Исходный текст ->
******************************
Со временем на первый план вышла японская экспансия в Китае, особенно пресловутая проблема «нанкинской резни». Застрельщиками выступили газета «Асахи» – главный орган леволиберального истеблишмента, не скрывавшая и не скрывающая своих прокитайских симпатий, – и ее журналист Хонда Кацуити. Что за этим стояло? на протяжении первых 15–20 послевоенных лет в японском общественном сознании доминировали социалистическая и коммунистическая, марксистская идеология, преимущественно, но не обязательно советского образца. Интервенции в Венгрии в 1956 г. и в Чехословакии в 1968 г. оттолкнули от СССР большое количество сочувствующих, часть которых переориентировалась на Пекин, часть на европейскую социал-демократию и «еврокоммунистов». Большинство оппозиционеров интегрировалось в истеблишмент, коммунисты все более маргинализировались. Если общественные слои и политические силы, рупором которых стала «Асахи» и другие СМИ того же концерна, принимали далеко не всё в идеологии и политике маоистского Китая, то они были едины в осуждении довоенного прошлого Японии, особенно ее колониальной политики и континентальной экспансии.
Исторической памяти японцев было нелегко справиться с этим внешним вызовом, наложившимся на память о недавней войне, которая на сей раз напрямую затронула все население страны. Не говоря о двух атомных бомбах, население испытало на себе разрушительные американские бомбардировки, блокаду, продовольственный кризис, а отдельные группы – плен и депортацию с континента. Послевоенная пропаганда победителей внушала японцам, что во всем виноваты они сами или, по крайней мере, их правители, но никак не внешние силы. Процессы «военных преступников» были приняты японцами относительно спокойно, но скорее как закономерная кара по принципу «горе побежденным», нежели как торжество права и справедливости. Сами японцы никого не судили: здесь не было ничего подобного «денацификации» Германии – а разного рода «чистки» и «люстрации» проводились оккупационными властями или по их прямому указанию.
******************************
Что нужно сделать ->
1. Перечислите все беды военного времени, которые, по тексту, пришлось пережить японцам.
2. Как зовут журналиста газеты «Асахи», упомянутого в тексте?
3. Выведите из текста всё, от слов «Исторической памяти японцев» до слов «их прямому указанию.» включительно.
******************************
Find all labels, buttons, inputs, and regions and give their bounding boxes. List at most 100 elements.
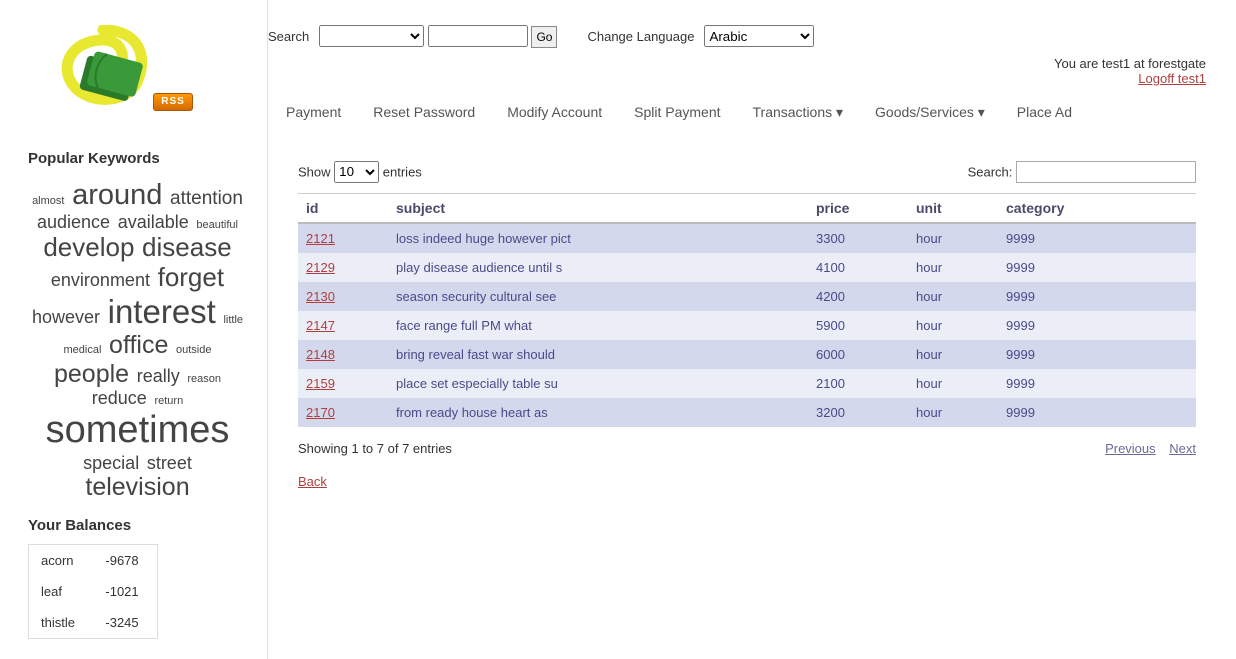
row-id-link[interactable]: 2130 [306, 289, 335, 304]
th-category[interactable]: category [998, 193, 1196, 223]
change-language-label: Change Language [587, 29, 694, 44]
row-unit: hour [908, 223, 998, 253]
balance-value: -9678 [93, 545, 157, 576]
keyword[interactable]: medical [64, 344, 102, 356]
keyword[interactable]: really [137, 366, 180, 386]
table-row: 2121loss indeed huge however pict3300hou… [298, 223, 1196, 253]
row-category: 9999 [998, 253, 1196, 282]
nav-item[interactable]: Split Payment [634, 104, 720, 121]
entries-select[interactable]: 10 [334, 161, 379, 183]
search-input[interactable] [428, 25, 528, 47]
keyword[interactable]: special [83, 453, 139, 473]
nav-item[interactable]: Payment [286, 104, 341, 121]
nav-item[interactable]: Reset Password [373, 104, 475, 121]
keyword[interactable]: disease [142, 232, 232, 262]
row-unit: hour [908, 282, 998, 311]
keyword[interactable]: interest [108, 293, 216, 330]
balances-table: acorn-9678leaf-1021thistle-3245 [28, 544, 158, 639]
keyword[interactable]: almost [32, 195, 64, 207]
keyword[interactable]: street [147, 453, 192, 473]
keyword[interactable]: little [223, 314, 243, 326]
row-id-link[interactable]: 2159 [306, 376, 335, 391]
keyword[interactable]: available [118, 212, 189, 232]
row-subject: face range full PM what [388, 311, 808, 340]
table-search-label: Search: [968, 164, 1013, 179]
row-unit: hour [908, 340, 998, 369]
nav-item[interactable]: Goods/Services ▾ [875, 104, 985, 121]
balance-value: -3245 [93, 607, 157, 638]
table-row: 2129 play disease audience until s4100hou… [298, 253, 1196, 282]
table-row: 2159 place set especially table su2100hou… [298, 369, 1196, 398]
prev-link[interactable]: Previous [1105, 441, 1156, 456]
keywords-title: Popular Keywords [28, 150, 247, 167]
show-post: entries [383, 164, 422, 179]
table-info: Showing 1 to 7 of 7 entries [298, 441, 452, 456]
keyword[interactable]: sometimes [46, 409, 230, 451]
keyword[interactable]: attention [170, 188, 243, 209]
keyword[interactable]: reduce [92, 388, 147, 408]
rss-badge[interactable]: RSS [153, 93, 193, 111]
logo-area: RSS [53, 25, 247, 135]
balance-name: thistle [29, 607, 93, 638]
row-subject: from ready house heart as [388, 398, 808, 427]
row-subject: bring reveal fast war should [388, 340, 808, 369]
next-link[interactable]: Next [1169, 441, 1196, 456]
row-id-link[interactable]: 2148 [306, 347, 335, 362]
keyword[interactable]: forget [158, 262, 225, 292]
row-unit: hour [908, 311, 998, 340]
show-pre: Show [298, 164, 331, 179]
table-search-input[interactable] [1016, 161, 1196, 183]
row-price: 3200 [808, 398, 908, 427]
row-subject: place set especially table su [388, 369, 808, 398]
go-button[interactable]: Go [531, 26, 557, 48]
user-info: You are test1 at forestgate [1054, 56, 1206, 71]
listings-table: id subject price unit category 2121loss … [298, 193, 1196, 427]
th-subject[interactable]: subject [388, 193, 808, 223]
keyword[interactable]: office [109, 331, 168, 359]
keyword[interactable]: reason [187, 373, 221, 385]
back-link[interactable]: Back [298, 474, 327, 489]
keyword[interactable]: around [72, 179, 162, 211]
row-category: 9999 [998, 282, 1196, 311]
row-id-link[interactable]: 2129 [306, 260, 335, 275]
logoff-link[interactable]: Logoff test1 [1138, 71, 1206, 86]
balance-name: leaf [29, 576, 93, 607]
balance-value: -1021 [93, 576, 157, 607]
keyword[interactable]: people [54, 360, 129, 388]
row-subject: season security cultural see [388, 282, 808, 311]
table-row: 2130 season security cultural see4200hour… [298, 282, 1196, 311]
row-category: 9999 [998, 340, 1196, 369]
row-unit: hour [908, 369, 998, 398]
row-price: 2100 [808, 369, 908, 398]
row-price: 4100 [808, 253, 908, 282]
keyword[interactable]: however [32, 307, 100, 327]
table-row: 2170from ready house heart as3200hour999… [298, 398, 1196, 427]
keyword[interactable]: return [154, 395, 183, 407]
row-id-link[interactable]: 2147 [306, 318, 335, 333]
nav-item[interactable]: Transactions ▾ [753, 104, 844, 121]
keyword[interactable]: outside [176, 344, 211, 356]
row-id-link[interactable]: 2121 [306, 231, 335, 246]
row-id-link[interactable]: 2170 [306, 405, 335, 420]
keyword[interactable]: television [85, 473, 189, 501]
nav-item[interactable]: Modify Account [507, 104, 602, 121]
logo-icon [53, 25, 158, 110]
keyword[interactable]: audience [37, 212, 110, 232]
row-unit: hour [908, 253, 998, 282]
search-label: Search [268, 29, 309, 44]
row-price: 3300 [808, 223, 908, 253]
keyword[interactable]: develop [43, 232, 134, 262]
row-category: 9999 [998, 311, 1196, 340]
th-price[interactable]: price [808, 193, 908, 223]
language-select[interactable]: Arabic [704, 25, 814, 47]
keyword[interactable]: beautiful [196, 219, 238, 231]
th-unit[interactable]: unit [908, 193, 998, 223]
search-category-select[interactable] [319, 25, 424, 47]
keyword[interactable]: environment [51, 270, 150, 290]
row-subject: play disease audience until s [388, 253, 808, 282]
main-nav: Payment Reset Password Modify Account Split… [286, 104, 1216, 121]
nav-item[interactable]: Place Ad [1017, 104, 1072, 121]
row-price: 6000 [808, 340, 908, 369]
row-price: 4200 [808, 282, 908, 311]
th-id[interactable]: id [298, 193, 388, 223]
******************************
Ответы ->
1. Две атомные бомбы, разрушительные американские бомбардировки, блокада, продовольственный кризис, плен и депортация с континента.

2. Хонда Кацуити.

3.
Исторической памяти японцев было нелегко справиться с этим внешним вызовом, наложившимся на память о недавней войне, которая на сей раз напрямую затронула все население страны. Не говоря о двух атомных бомбах, население испытало на себе разрушительные американские бомбардировки, блокаду, продовольственный кризис, а отдельные группы – плен и депортацию с континента. Послевоенная пропаганда победителей внушала японцам, что во всем виноваты они сами или, по крайней мере, их правители, но никак не внешние силы. Процессы «военных преступников» были приняты японцами относительно спокойно, но скорее как закономерная кара по принципу «горе побежденным», нежели как торжество права и справедливости. Сами японцы никого не судили: здесь не было ничего подобного «денацификации» Германии – а разного рода «чистки» и «люстрации» проводились оккупационными властями или по их прямому указанию.